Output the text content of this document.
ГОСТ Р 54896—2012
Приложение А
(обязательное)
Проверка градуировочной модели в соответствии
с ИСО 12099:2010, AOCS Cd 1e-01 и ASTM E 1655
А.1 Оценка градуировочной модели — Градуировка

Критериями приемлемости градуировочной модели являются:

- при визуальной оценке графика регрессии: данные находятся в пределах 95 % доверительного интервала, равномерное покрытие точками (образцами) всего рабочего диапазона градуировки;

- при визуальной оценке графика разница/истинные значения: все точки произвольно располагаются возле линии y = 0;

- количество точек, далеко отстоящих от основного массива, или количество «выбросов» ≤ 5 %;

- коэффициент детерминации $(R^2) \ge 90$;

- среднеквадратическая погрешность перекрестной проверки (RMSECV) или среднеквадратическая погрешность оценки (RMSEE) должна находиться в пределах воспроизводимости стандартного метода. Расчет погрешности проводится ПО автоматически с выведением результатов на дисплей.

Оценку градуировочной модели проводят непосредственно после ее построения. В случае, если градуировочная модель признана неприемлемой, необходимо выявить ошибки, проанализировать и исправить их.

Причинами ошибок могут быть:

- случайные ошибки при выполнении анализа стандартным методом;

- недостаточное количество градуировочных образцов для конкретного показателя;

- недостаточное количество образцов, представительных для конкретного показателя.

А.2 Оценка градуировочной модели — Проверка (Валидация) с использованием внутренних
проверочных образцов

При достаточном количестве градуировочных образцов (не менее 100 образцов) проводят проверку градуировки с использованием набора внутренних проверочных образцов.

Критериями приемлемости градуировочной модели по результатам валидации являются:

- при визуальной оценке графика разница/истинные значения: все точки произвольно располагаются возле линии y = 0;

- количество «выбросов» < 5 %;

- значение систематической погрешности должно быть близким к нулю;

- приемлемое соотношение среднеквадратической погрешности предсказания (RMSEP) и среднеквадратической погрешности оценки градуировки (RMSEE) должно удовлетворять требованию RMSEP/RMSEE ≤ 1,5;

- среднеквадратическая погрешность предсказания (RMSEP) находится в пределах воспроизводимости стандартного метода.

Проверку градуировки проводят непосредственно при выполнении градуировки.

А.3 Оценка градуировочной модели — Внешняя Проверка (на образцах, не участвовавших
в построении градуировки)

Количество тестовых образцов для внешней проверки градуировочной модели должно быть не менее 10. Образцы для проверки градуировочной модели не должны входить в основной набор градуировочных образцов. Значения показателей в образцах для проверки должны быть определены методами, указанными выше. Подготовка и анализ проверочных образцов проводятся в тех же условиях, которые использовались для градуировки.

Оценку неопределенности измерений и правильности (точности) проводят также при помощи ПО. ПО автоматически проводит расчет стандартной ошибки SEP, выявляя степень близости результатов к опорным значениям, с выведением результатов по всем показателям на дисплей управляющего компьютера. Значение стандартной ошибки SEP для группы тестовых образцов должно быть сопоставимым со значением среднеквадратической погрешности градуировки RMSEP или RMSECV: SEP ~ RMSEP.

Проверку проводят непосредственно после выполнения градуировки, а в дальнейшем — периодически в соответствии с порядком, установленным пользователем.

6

++++++

Task instructions
Transcribe every entry verbatim.

Right answer
Output the text content of this document.
ГОСТ Р 54896—2012
Приложение А
(обязательное)
Проверка градуировочной модели в соответствии
с ИСО 12099:2010, AOCS Cd 1e-01 и ASTM E 1655
А.1 Оценка градуировочной модели — Градуировка

Критериями приемлемости градуировочной модели являются:

- при визуальной оценке графика регрессии: данные находятся в пределах 95 % доверительного интервала, равномерное покрытие точками (образцами) всего рабочего диапазона градуировки;

- при визуальной оценке графика разница/истинные значения: все точки произвольно располагаются возле линии y = 0;

- количество точек, далеко отстоящих от основного массива, или количество «выбросов» ≤ 5 %;

- коэффициент детерминации $(R^2) \ge 90$;

- среднеквадратическая погрешность перекрестной проверки (RMSECV) или среднеквадратическая погрешность оценки (RMSEE) должна находиться в пределах воспроизводимости стандартного метода. Расчет погрешности проводится ПО автоматически с выведением результатов на дисплей.

Оценку градуировочной модели проводят непосредственно после ее построения. В случае, если градуировочная модель признана неприемлемой, необходимо выявить ошибки, проанализировать и исправить их.

Причинами ошибок могут быть:

- случайные ошибки при выполнении анализа стандартным методом;

- недостаточное количество градуировочных образцов для конкретного показателя;

- недостаточное количество образцов, представительных для конкретного показателя.

А.2 Оценка градуировочной модели — Проверка (Валидация) с использованием внутренних
проверочных образцов

При достаточном количестве градуировочных образцов (не менее 100 образцов) проводят проверку градуировки с использованием набора внутренних проверочных образцов.

Критериями приемлемости градуировочной модели по результатам валидации являются:

- при визуальной оценке графика разница/истинные значения: все точки произвольно располагаются возле линии y = 0;

- количество «выбросов» < 5 %;

- значение систематической погрешности должно быть близким к нулю;

- приемлемое соотношение среднеквадратической погрешности предсказания (RMSEP) и среднеквадратической погрешности оценки градуировки (RMSEE) должно удовлетворять требованию RMSEP/RMSEE ≤ 1,5;

- среднеквадратическая погрешность предсказания (RMSEP) находится в пределах воспроизводимости стандартного метода.

Проверку градуировки проводят непосредственно при выполнении градуировки.

А.3 Оценка градуировочной модели — Внешняя Проверка (на образцах, не участвовавших
в построении градуировки)

Количество тестовых образцов для внешней проверки градуировочной модели должно быть не менее 10. Образцы для проверки градуировочной модели не должны входить в основной набор градуировочных образцов. Значения показателей в образцах для проверки должны быть определены методами, указанными выше. Подготовка и анализ проверочных образцов проводятся в тех же условиях, которые использовались для градуировки.

Оценку неопределенности измерений и правильности (точности) проводят также при помощи ПО. ПО автоматически проводит расчет стандартной ошибки SEP, выявляя степень близости результатов к опорным значениям, с выведением результатов по всем показателям на дисплей управляющего компьютера. Значение стандартной ошибки SEP для группы тестовых образцов должно быть сопоставимым со значением среднеквадратической погрешности градуировки RMSEP или RMSECV: SEP ~ RMSEP.

Проверку проводят непосредственно после выполнения градуировки, а в дальнейшем — периодически в соответствии с порядком, установленным пользователем.

6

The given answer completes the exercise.